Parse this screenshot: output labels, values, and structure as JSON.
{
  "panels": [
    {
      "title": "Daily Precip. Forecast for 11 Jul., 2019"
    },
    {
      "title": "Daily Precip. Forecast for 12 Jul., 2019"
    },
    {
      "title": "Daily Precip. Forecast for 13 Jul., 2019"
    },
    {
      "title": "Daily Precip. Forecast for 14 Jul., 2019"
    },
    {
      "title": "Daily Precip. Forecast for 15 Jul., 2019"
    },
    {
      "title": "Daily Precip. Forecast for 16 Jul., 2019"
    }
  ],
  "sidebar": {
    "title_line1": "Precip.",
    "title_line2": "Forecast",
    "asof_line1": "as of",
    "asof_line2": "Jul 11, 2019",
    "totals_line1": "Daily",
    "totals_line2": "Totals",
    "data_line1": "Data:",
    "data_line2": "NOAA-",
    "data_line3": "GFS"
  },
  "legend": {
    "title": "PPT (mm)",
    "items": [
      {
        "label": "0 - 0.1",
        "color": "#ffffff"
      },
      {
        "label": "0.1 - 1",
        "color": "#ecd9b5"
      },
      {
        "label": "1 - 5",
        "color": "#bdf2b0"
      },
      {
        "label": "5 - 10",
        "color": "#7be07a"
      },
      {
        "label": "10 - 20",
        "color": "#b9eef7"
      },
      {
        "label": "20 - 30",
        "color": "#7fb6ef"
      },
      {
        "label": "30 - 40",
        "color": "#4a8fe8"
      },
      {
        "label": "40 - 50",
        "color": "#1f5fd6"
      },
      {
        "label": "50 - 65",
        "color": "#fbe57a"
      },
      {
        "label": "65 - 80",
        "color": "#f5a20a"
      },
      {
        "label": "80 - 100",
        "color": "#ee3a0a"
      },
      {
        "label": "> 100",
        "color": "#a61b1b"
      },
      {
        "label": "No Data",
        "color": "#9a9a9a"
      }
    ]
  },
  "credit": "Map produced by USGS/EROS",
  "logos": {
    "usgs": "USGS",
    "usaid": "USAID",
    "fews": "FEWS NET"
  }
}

EXERCISE GOAL
Print every entry exactly as written.

TASK ANSWER
Parse this screenshot: output labels, values, and structure as JSON.
{
  "panels": [
    {
      "title": "Daily Precip. Forecast for 11 Jul., 2019"
    },
    {
      "title": "Daily Precip. Forecast for 12 Jul., 2019"
    },
    {
      "title": "Daily Precip. Forecast for 13 Jul., 2019"
    },
    {
      "title": "Daily Precip. Forecast for 14 Jul., 2019"
    },
    {
      "title": "Daily Precip. Forecast for 15 Jul., 2019"
    },
    {
      "title": "Daily Precip. Forecast for 16 Jul., 2019"
    }
  ],
  "sidebar": {
    "title_line1": "Precip.",
    "title_line2": "Forecast",
    "asof_line1": "as of",
    "asof_line2": "Jul 11, 2019",
    "totals_line1": "Daily",
    "totals_line2": "Totals",
    "data_line1": "Data:",
    "data_line2": "NOAA-",
    "data_line3": "GFS"
  },
  "legend": {
    "title": "PPT (mm)",
    "items": [
      {
        "label": "0 - 0.1",
        "color": "#ffffff"
      },
      {
        "label": "0.1 - 1",
        "color": "#ecd9b5"
      },
      {
        "label": "1 - 5",
        "color": "#bdf2b0"
      },
      {
        "label": "5 - 10",
        "color": "#7be07a"
      },
      {
        "label": "10 - 20",
        "color": "#b9eef7"
      },
      {
        "label": "20 - 30",
        "color": "#7fb6ef"
      },
      {
        "label": "30 - 40",
        "color": "#4a8fe8"
      },
      {
        "label": "40 - 50",
        "color": "#1f5fd6"
      },
      {
        "label": "50 - 65",
        "color": "#fbe57a"
      },
      {
        "label": "65 - 80",
        "color": "#f5a20a"
      },
      {
        "label": "80 - 100",
        "color": "#ee3a0a"
      },
      {
        "label": "> 100",
        "color": "#a61b1b"
      },
      {
        "label": "No Data",
        "color": "#9a9a9a"
      }
    ]
  },
  "credit": "Map produced by USGS/EROS",
  "logos": {
    "usgs": "USGS",
    "usaid": "USAID",
    "fews": "FEWS NET"
  }
}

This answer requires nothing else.